**Stored data:**
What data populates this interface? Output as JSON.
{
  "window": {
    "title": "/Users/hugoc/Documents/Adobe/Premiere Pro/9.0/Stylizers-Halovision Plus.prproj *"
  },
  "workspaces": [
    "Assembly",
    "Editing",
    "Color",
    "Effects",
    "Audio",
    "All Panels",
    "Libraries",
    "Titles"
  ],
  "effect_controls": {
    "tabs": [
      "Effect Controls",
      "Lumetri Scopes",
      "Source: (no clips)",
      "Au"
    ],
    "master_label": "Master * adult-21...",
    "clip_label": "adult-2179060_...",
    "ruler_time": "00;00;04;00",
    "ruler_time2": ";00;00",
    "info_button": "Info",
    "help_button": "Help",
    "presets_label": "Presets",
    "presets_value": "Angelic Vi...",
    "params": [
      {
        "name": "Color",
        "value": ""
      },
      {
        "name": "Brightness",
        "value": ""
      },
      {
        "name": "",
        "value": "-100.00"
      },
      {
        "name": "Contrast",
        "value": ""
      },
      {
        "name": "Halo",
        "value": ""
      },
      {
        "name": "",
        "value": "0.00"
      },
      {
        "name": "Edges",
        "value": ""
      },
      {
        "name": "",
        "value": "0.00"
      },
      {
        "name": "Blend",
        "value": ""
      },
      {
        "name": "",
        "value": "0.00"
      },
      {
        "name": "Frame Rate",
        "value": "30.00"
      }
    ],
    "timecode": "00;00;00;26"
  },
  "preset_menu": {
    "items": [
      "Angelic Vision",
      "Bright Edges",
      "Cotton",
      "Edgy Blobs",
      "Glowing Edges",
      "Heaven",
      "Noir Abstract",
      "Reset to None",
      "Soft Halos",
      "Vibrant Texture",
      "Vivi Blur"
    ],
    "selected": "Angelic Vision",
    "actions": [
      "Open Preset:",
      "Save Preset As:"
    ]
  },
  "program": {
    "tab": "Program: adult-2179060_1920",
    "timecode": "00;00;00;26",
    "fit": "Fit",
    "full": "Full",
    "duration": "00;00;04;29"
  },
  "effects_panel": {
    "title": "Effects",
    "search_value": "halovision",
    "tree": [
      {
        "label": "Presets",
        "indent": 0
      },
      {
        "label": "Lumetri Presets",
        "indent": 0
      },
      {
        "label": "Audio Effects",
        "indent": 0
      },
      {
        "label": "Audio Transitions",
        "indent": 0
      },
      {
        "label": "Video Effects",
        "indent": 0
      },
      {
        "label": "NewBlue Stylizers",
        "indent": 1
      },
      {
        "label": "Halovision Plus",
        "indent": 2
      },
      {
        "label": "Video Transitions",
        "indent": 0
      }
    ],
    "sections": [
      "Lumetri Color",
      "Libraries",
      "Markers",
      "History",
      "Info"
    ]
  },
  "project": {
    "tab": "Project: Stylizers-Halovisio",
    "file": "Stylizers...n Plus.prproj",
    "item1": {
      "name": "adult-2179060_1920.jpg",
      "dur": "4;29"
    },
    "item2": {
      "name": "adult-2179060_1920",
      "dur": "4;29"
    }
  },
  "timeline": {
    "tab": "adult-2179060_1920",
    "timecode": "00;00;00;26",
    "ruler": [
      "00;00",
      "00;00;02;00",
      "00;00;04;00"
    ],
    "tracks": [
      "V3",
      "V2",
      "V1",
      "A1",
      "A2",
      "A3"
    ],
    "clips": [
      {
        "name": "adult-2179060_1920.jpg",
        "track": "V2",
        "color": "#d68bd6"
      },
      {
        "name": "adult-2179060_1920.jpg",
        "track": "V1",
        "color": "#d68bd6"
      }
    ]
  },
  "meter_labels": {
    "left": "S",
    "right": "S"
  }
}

...

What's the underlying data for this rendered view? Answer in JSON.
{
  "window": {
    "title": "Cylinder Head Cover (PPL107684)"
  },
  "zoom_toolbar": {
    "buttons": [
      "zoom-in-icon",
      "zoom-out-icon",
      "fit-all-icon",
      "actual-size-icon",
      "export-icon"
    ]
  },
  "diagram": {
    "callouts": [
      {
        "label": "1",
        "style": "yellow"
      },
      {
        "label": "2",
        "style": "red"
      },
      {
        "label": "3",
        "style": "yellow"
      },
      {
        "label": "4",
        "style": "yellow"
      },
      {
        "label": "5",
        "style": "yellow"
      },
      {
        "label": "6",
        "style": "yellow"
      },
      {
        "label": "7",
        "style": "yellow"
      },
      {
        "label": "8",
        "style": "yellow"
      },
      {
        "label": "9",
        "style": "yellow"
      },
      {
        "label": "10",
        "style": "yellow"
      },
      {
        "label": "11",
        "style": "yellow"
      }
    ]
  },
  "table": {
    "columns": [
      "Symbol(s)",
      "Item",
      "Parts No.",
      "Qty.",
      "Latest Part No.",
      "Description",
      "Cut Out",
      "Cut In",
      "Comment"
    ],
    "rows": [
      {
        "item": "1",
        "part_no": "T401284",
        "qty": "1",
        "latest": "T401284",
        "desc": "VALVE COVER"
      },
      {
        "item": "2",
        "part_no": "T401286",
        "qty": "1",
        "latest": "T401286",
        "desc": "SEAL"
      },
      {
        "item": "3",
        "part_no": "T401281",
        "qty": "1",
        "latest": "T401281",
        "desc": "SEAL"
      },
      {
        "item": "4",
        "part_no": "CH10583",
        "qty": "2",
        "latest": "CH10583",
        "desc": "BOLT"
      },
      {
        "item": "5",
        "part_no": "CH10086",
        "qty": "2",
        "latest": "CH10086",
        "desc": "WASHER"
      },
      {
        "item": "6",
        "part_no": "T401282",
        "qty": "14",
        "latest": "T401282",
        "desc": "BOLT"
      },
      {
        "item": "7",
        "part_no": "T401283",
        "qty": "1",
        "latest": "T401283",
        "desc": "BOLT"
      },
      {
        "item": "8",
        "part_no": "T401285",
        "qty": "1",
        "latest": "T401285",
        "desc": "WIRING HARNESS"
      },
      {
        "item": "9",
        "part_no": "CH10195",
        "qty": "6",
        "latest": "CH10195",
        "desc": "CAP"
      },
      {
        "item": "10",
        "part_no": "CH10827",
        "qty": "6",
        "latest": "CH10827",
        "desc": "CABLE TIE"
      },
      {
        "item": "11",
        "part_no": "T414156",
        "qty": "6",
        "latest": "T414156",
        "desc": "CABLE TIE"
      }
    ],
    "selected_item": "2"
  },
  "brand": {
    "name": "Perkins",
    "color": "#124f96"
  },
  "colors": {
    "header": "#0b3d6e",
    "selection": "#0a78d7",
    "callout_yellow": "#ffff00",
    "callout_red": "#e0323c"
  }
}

**EXERCISE:** List every line above that holds the word "Stylizers".

**RESULT OF THIS EXERCISE:**
    "title": "/Users/hugoc/Documents/Adobe/Premiere Pro/9.0/Stylizers-Halovision Plus.prproj *"
        "label": "NewBlue Stylizers",
    "tab": "Project: Stylizers-Halovisio",
    "file": "Stylizers...n Plus.prproj",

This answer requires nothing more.